Count the lines in the entries below that include the word "name". Give nothing but the number.

┌────────

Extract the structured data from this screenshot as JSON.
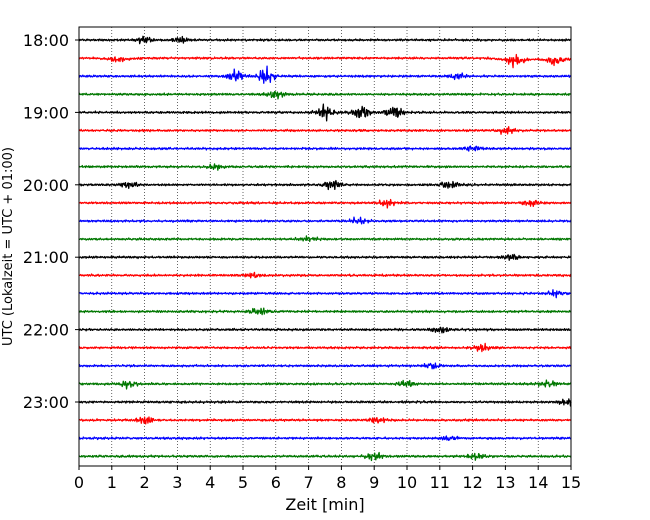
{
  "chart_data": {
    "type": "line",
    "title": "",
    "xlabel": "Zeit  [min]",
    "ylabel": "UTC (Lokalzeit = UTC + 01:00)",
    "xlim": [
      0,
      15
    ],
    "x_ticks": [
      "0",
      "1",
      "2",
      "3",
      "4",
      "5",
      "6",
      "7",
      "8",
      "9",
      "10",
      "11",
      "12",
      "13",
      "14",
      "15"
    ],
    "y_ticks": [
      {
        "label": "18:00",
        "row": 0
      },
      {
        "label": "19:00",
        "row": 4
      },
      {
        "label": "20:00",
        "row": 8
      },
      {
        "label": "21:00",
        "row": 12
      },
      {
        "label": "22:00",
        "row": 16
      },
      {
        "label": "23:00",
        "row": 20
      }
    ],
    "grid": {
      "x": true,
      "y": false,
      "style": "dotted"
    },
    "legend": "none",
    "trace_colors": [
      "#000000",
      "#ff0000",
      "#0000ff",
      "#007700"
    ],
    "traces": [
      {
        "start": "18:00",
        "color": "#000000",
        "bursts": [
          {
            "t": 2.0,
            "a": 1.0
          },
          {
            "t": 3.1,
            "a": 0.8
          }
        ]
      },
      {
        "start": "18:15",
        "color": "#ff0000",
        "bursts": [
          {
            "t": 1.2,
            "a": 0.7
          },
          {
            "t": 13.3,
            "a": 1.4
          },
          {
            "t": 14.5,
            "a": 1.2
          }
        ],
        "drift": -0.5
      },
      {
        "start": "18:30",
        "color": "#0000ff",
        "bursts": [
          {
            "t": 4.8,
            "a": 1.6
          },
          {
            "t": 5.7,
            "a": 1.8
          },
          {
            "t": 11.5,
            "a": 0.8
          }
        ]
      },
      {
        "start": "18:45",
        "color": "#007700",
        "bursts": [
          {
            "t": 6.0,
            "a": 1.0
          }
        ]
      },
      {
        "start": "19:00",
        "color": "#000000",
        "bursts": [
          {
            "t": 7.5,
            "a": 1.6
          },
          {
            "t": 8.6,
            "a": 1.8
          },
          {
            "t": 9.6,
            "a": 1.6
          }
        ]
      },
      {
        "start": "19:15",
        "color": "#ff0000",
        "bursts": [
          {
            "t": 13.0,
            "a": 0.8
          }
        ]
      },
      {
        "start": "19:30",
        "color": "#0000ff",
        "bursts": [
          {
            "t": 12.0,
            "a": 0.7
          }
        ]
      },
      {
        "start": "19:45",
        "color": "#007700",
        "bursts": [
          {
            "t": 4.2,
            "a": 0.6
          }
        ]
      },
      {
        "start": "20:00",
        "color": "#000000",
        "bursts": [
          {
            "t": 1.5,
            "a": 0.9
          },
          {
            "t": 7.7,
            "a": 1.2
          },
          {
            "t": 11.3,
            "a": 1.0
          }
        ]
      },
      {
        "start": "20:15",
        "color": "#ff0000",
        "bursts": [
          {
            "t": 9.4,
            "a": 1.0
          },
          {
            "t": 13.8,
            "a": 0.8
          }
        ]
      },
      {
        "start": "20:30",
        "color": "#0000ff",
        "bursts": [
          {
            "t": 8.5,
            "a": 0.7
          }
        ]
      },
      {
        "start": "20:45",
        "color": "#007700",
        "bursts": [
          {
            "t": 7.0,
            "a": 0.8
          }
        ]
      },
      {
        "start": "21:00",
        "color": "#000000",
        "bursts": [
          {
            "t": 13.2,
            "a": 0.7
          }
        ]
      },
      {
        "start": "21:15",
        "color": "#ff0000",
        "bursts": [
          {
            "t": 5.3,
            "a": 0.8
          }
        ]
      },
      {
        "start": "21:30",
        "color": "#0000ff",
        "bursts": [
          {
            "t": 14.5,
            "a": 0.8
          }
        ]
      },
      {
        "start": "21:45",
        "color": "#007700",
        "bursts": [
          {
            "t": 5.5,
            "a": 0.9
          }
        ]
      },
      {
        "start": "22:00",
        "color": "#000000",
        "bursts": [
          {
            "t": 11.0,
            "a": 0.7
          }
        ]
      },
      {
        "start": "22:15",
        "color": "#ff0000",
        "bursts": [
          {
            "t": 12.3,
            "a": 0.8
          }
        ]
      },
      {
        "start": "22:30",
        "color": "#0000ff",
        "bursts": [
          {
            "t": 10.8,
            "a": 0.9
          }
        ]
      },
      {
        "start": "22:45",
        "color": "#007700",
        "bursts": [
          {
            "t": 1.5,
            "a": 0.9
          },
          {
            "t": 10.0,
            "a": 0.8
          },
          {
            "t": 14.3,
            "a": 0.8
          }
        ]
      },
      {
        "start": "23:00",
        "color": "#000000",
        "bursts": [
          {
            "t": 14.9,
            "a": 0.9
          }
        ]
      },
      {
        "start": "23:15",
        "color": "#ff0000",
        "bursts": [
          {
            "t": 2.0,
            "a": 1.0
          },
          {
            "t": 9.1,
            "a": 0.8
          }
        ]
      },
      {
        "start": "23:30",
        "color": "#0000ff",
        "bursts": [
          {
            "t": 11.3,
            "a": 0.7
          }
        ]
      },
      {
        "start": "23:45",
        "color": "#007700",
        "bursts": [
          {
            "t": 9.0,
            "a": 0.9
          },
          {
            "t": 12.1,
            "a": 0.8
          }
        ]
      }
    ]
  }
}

└────────
┌────────

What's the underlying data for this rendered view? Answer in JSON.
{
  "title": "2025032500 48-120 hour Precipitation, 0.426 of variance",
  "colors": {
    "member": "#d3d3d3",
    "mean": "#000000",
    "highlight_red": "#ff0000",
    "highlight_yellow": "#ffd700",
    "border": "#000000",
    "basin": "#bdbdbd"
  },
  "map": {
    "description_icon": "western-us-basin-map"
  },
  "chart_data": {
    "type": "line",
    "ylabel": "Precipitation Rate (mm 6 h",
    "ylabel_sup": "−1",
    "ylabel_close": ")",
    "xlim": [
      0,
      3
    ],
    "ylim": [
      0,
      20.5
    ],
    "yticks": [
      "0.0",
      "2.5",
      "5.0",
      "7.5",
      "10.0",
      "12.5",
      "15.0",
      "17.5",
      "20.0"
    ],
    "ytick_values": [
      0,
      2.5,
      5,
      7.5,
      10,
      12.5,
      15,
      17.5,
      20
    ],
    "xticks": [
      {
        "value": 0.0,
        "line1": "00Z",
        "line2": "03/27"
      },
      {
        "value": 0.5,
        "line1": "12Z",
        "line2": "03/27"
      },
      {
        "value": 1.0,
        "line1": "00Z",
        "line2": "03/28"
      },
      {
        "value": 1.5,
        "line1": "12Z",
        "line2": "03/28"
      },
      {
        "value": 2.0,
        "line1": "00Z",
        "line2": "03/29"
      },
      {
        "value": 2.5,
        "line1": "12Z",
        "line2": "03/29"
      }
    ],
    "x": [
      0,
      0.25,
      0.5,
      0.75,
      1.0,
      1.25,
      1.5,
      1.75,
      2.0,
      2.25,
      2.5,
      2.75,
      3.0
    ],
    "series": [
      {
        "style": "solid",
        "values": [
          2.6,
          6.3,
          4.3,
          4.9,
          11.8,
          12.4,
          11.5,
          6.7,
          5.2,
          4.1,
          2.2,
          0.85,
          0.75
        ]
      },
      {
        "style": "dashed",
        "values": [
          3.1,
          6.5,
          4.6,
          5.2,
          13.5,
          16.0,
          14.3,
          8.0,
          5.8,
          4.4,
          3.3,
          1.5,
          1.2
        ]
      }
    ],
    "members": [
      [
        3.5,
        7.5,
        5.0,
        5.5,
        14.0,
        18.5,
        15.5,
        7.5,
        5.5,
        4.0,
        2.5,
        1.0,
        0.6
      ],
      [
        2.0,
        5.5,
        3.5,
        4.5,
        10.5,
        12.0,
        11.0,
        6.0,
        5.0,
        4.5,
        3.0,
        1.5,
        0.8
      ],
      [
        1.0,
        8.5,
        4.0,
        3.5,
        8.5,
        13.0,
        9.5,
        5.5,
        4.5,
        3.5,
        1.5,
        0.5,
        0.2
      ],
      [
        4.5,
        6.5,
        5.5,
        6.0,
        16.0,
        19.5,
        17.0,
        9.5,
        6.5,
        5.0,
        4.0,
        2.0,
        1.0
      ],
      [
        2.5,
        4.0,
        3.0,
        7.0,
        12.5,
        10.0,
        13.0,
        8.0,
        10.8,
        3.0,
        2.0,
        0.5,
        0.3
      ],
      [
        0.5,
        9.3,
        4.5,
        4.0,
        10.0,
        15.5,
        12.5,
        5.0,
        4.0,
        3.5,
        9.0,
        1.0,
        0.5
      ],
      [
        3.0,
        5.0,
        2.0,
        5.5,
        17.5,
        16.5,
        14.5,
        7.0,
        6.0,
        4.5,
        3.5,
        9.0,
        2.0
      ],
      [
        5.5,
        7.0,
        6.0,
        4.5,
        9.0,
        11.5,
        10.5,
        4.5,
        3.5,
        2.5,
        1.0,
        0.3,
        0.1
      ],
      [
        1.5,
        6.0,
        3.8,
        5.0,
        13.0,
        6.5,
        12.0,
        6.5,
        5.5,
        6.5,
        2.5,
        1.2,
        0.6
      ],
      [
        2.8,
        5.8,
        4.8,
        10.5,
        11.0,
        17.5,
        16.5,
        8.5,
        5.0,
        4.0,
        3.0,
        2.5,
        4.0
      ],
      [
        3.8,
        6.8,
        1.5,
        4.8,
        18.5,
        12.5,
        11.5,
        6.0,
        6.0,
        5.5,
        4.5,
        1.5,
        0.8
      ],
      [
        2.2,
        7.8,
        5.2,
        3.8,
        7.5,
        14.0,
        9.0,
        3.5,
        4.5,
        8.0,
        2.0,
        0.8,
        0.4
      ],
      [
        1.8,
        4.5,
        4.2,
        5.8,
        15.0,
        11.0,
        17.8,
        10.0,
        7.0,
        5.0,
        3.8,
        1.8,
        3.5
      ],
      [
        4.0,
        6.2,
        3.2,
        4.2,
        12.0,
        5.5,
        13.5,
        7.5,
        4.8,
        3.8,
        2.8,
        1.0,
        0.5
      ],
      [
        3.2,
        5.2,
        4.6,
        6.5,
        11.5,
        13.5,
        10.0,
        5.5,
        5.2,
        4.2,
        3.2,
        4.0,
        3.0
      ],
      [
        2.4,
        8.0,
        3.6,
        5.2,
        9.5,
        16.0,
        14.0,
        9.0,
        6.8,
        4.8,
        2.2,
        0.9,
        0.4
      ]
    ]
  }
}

└────────
┌────────

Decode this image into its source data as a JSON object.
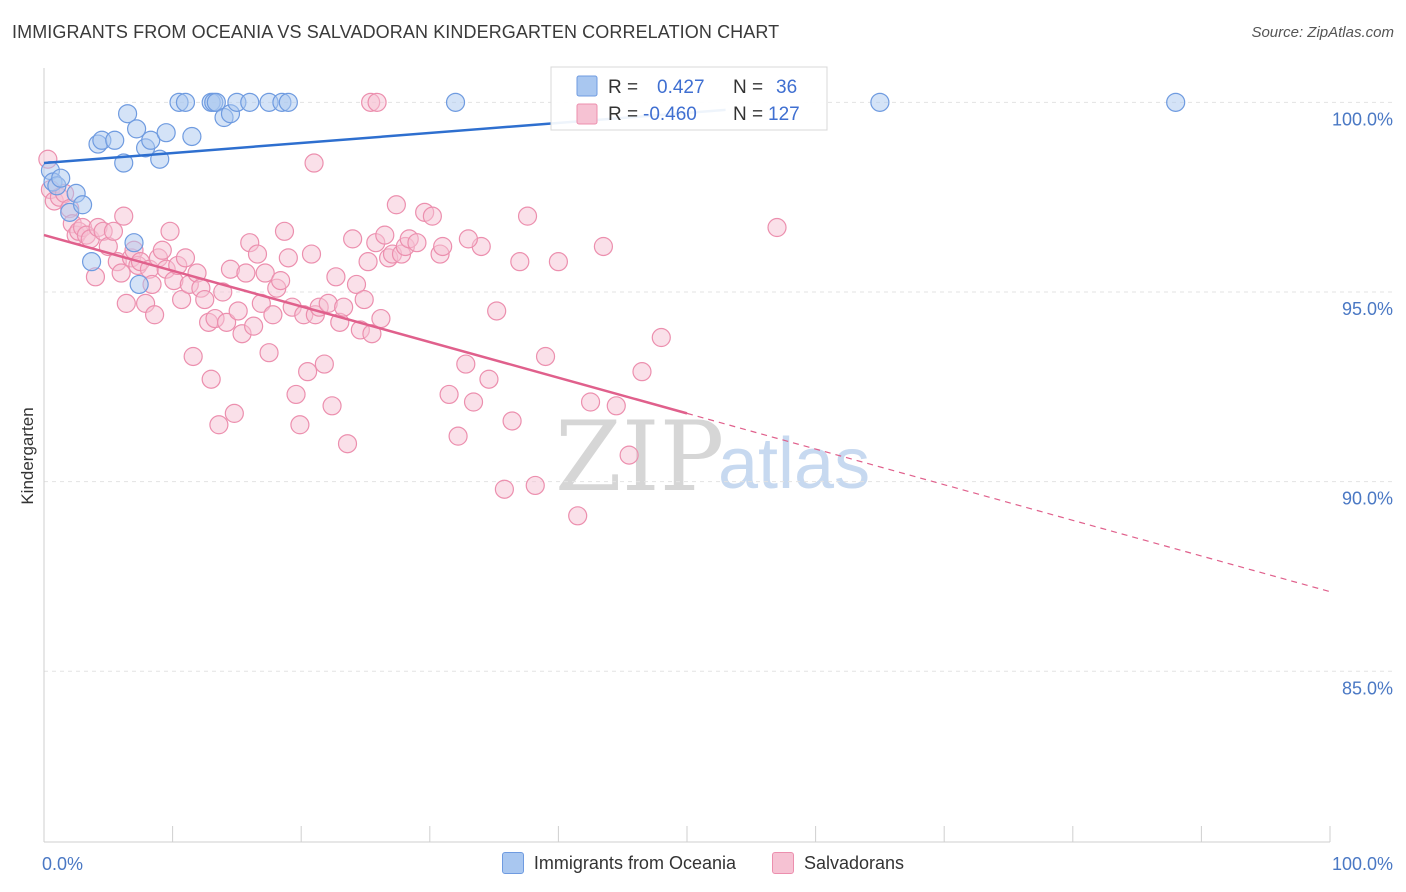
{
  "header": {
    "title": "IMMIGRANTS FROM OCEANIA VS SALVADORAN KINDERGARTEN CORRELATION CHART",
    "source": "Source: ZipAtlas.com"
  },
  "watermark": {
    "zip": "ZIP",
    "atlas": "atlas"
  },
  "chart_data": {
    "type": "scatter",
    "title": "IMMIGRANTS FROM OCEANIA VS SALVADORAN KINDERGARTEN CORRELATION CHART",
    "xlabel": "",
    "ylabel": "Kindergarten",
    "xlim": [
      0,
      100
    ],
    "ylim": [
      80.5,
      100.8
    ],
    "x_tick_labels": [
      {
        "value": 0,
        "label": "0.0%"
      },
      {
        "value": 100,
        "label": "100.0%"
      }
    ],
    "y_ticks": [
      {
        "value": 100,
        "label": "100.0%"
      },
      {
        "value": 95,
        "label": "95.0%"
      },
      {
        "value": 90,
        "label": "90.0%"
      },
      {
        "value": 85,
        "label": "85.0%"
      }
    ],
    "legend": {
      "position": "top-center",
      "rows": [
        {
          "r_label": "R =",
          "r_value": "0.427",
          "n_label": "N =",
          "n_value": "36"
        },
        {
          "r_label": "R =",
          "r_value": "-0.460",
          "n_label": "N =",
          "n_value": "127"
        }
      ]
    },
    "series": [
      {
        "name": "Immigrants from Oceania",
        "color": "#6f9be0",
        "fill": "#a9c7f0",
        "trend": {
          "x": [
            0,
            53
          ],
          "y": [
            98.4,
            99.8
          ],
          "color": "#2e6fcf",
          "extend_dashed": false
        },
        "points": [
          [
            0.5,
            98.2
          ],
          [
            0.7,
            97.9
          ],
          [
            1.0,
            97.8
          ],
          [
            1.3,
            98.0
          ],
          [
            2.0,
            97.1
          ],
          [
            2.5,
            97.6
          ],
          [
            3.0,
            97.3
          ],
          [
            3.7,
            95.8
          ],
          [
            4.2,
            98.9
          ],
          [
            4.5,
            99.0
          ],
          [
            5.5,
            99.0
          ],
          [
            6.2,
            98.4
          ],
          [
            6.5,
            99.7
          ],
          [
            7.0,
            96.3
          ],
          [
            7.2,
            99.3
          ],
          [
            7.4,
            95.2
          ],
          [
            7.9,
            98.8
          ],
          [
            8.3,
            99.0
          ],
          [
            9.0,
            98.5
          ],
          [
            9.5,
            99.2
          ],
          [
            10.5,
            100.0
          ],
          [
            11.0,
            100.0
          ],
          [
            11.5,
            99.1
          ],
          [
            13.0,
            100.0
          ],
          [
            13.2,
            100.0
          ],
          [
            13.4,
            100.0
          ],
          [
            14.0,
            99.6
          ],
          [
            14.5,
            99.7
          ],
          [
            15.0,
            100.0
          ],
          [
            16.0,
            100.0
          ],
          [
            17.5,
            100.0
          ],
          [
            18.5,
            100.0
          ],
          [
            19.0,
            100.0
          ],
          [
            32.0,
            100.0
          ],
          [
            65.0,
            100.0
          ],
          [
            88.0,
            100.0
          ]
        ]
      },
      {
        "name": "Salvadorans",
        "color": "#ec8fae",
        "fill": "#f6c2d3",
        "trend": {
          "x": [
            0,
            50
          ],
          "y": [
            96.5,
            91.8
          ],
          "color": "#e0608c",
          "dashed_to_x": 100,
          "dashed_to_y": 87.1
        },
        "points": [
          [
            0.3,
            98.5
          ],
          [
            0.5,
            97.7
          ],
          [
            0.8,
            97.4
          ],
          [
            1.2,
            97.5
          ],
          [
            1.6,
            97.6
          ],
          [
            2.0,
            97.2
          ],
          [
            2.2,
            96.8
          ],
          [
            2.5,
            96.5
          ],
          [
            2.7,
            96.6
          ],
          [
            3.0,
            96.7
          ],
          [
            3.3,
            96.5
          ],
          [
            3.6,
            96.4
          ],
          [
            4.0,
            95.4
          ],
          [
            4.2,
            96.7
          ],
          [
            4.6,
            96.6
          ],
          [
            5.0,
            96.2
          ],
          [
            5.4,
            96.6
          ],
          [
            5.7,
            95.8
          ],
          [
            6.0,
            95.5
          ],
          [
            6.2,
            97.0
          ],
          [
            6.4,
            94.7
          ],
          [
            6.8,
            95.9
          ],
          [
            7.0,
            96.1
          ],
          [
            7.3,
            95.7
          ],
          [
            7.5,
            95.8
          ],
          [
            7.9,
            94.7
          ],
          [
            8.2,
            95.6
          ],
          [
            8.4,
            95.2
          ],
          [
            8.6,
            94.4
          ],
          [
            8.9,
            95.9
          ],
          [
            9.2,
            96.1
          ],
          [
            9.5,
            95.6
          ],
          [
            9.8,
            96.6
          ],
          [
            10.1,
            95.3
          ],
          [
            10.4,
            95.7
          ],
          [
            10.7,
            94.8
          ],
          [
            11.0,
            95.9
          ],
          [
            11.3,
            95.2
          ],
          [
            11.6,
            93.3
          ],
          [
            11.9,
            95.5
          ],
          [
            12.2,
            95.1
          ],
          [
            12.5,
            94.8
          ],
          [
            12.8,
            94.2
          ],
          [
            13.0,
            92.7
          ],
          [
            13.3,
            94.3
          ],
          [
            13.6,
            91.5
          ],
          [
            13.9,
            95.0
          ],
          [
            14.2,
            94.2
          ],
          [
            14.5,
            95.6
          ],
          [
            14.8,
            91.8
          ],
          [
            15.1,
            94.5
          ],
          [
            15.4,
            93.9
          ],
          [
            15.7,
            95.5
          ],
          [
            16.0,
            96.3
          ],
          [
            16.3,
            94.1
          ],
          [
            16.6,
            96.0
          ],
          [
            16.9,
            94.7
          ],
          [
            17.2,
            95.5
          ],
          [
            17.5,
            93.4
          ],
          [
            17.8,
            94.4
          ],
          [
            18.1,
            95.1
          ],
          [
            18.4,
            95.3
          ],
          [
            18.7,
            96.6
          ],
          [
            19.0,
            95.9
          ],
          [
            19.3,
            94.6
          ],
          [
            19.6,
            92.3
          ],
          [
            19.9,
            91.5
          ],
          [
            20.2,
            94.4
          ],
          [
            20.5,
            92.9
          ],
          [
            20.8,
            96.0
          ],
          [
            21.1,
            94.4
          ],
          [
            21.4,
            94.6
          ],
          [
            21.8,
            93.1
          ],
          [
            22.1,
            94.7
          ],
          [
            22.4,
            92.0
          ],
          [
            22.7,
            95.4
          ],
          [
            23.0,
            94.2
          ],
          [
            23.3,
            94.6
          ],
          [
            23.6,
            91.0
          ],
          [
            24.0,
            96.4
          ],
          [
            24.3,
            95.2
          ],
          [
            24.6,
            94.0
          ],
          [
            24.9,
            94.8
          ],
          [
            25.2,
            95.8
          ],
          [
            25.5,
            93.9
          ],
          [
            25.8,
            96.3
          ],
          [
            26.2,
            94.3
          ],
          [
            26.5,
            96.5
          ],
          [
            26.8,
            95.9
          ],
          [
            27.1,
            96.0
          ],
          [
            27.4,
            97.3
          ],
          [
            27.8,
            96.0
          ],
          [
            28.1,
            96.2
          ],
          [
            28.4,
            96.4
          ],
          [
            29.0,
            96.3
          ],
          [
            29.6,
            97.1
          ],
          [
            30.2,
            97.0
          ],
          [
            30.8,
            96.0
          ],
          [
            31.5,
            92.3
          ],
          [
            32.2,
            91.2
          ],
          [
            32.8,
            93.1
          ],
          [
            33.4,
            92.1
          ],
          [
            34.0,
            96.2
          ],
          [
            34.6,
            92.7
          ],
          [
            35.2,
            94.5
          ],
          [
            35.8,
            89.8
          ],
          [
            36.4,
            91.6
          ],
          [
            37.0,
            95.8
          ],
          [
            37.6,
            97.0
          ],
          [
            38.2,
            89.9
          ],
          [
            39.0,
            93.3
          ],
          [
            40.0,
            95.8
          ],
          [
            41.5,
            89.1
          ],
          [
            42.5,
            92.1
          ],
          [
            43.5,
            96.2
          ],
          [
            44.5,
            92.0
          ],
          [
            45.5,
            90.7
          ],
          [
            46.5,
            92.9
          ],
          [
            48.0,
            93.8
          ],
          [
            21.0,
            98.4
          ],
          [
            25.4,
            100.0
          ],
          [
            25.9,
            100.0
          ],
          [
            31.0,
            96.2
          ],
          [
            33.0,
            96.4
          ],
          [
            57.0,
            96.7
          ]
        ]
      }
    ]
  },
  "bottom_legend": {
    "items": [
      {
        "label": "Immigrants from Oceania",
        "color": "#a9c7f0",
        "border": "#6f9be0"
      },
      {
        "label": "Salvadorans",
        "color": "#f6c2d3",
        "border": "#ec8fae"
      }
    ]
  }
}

└────────

Full output -
2